• _Passage shown_
Checkboard matrix, brand new or old?

Ok so what I found was a square matrix of order $n×n$ where $n$ follows $2m+1$ and $m$ is a natural number

the pattern these matrices follow is as follows:

for a $3×3$ matrix: $$ A = \left( \begin{array}{ccc} b & a & c \\ a & a+b+c & a \\ c & a & b \end{array} \right)$$ and the cool thing is that $$ A^x = \left( \begin{array}{ccc} q & p & r \\ p & p+q+r & p \\ r & p & q \end{array} \right)$$ where $ x $ is any natural number

Now for $5×5$ it goes like $$ A = \left( \begin{array}{ccc} b & b & a & c & c\\ b & b & a & c & c\\ a & a & 2b+a+2c & a & a\\ c & c & a & b & b\\ c & c & a & b & b\end{array} \right)$$ and again $$ A^x = \left( \begin{array}{ccc} q & q & p & r & r\\ q & q & p & r & r\\ p & p & 2q+p+2r & p & p\\ r & r & p & q & q\\ r & r & p & q & q\end{array} \right)$$

Once more for a $7×7$ matrix we have $$ A = \left( \begin{array}{ccc} b & b & b & a & c & c & c\\ b & b & b & a & c & c & c\\ b & b & b & a & c & c & c\\ a & a & a & 3b+a+3c & a & a & a\\ c & c & c & a & b & b & b\\ c & c & c & a & b & b & b\\ c & c & c & a & b & b & b\\ \end{array} \right)$$ and then $$ A^x = \left( \begin{array}{ccc} q & q & q & p & r & r & r\\ q & q & q & p & r & r & r\\ q & q & q & p & r & r & r\\ p & p & p & 3q+p+3r & p & p & p\\ r & r & r & p & q & q & q\\ r & r & r & p & q & q & q\\ r & r & r & p & q & q & q\\ \end{array} \right)$$

and so on and so forth, I didn't find whether this has already been observed and neither a name for this so I am calling this checkboard matrix, because it looks like that.

I just have one question, has this been found already, if yes please give details.

Addendum: Thanks to Robert Israel for pointing out the error, I have made some changes, please check into it. The pattern for the middle element is $ m (b+c)+a $


Solution 1:

For what it's worth, the set of matrices of this form form a subgroup of the additive group of the matrix ring. As Robert points out, they also form a subring for $n=3$, which is interesting.

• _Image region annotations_
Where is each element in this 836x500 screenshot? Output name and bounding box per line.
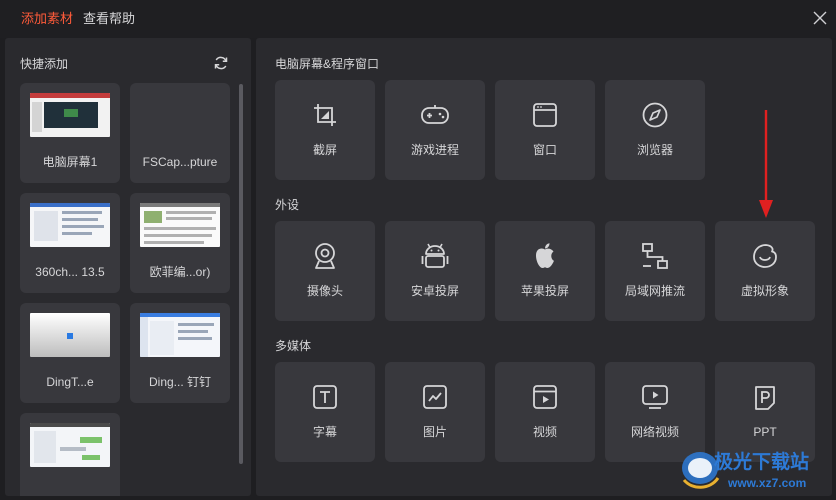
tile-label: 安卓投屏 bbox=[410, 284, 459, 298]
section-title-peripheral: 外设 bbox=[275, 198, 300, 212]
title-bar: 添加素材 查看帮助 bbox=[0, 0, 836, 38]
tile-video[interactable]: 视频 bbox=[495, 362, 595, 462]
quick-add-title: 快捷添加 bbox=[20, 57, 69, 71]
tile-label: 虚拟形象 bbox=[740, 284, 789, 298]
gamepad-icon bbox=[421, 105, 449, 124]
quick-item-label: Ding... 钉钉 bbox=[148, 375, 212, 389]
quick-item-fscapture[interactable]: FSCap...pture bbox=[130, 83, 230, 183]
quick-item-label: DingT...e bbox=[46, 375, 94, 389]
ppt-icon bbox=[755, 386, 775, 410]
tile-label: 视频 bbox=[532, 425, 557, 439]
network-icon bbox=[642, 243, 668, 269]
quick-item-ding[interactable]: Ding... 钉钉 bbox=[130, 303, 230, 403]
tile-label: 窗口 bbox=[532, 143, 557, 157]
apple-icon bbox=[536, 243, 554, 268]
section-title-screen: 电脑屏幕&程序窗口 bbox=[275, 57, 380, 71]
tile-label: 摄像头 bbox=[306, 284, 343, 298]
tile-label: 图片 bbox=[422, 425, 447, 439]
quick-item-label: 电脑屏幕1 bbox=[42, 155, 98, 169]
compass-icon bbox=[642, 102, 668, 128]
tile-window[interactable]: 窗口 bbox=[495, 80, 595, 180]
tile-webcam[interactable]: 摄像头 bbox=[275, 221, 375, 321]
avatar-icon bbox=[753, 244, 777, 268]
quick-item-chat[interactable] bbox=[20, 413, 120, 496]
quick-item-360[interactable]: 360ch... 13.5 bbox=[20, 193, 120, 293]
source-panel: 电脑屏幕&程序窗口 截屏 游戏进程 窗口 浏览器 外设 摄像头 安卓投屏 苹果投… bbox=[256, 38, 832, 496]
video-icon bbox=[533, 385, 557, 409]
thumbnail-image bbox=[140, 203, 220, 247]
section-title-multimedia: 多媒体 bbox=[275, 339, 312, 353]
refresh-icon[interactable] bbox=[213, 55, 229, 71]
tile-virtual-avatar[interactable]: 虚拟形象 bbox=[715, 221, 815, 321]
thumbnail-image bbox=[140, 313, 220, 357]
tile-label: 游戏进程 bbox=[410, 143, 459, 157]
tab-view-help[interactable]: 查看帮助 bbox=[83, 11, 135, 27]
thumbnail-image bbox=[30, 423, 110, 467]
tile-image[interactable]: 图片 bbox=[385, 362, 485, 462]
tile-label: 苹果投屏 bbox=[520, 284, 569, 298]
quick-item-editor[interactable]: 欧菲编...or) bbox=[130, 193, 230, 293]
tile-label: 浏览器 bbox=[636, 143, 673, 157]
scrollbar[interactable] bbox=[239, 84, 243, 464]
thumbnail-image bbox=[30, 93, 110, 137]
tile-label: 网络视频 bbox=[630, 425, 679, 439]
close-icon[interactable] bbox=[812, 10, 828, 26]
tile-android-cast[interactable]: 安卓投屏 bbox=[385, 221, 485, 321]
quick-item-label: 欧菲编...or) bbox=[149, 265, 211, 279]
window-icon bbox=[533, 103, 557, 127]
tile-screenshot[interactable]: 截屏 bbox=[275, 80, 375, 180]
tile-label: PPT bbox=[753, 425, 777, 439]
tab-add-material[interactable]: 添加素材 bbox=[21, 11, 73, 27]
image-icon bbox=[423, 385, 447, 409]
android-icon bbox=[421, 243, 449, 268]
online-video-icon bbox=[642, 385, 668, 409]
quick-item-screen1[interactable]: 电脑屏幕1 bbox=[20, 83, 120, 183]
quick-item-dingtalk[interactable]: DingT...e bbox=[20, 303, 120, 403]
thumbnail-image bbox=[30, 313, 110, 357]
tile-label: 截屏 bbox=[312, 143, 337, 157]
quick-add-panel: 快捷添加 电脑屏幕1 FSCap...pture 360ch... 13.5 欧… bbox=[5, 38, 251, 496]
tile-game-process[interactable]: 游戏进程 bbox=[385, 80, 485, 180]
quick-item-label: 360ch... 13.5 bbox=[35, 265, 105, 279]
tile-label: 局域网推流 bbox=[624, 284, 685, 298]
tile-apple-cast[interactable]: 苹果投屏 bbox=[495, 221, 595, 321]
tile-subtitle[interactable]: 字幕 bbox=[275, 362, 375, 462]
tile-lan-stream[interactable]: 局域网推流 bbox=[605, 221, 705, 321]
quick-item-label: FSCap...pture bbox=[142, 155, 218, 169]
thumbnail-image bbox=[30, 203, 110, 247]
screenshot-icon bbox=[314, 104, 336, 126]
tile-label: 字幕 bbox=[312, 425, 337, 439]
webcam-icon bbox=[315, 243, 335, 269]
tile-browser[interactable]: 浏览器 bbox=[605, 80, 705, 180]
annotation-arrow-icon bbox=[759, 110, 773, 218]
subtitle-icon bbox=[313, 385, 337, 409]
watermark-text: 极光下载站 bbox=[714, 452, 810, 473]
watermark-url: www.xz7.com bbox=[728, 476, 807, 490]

• _Instruction A_
List every matrix size for which the checkboard matrix thread writes out a full example matrix.
• _Instruction B_
Return everything in the checkboard matrix thread from "and so on and" down to "which is interesting.", copied word for word.

• _Result A_
3×3, 5×5, 7×7

• _Result B_
and so on and so forth, I didn't find whether this has already been observed and neither a name for this so I am calling this checkboard matrix, because it looks like that.

I just have one question, has this been found already, if yes please give details.

Addendum: Thanks to Robert Israel for pointing out the error, I have made some changes, please check into it. The pattern for the middle element is $ m (b+c)+a $


Solution 1:

For what it's worth, the set of matrices of this form form a subgroup of the additive group of the matrix ring. As Robert points out, they also form a subring for $n=3$, which is interesting.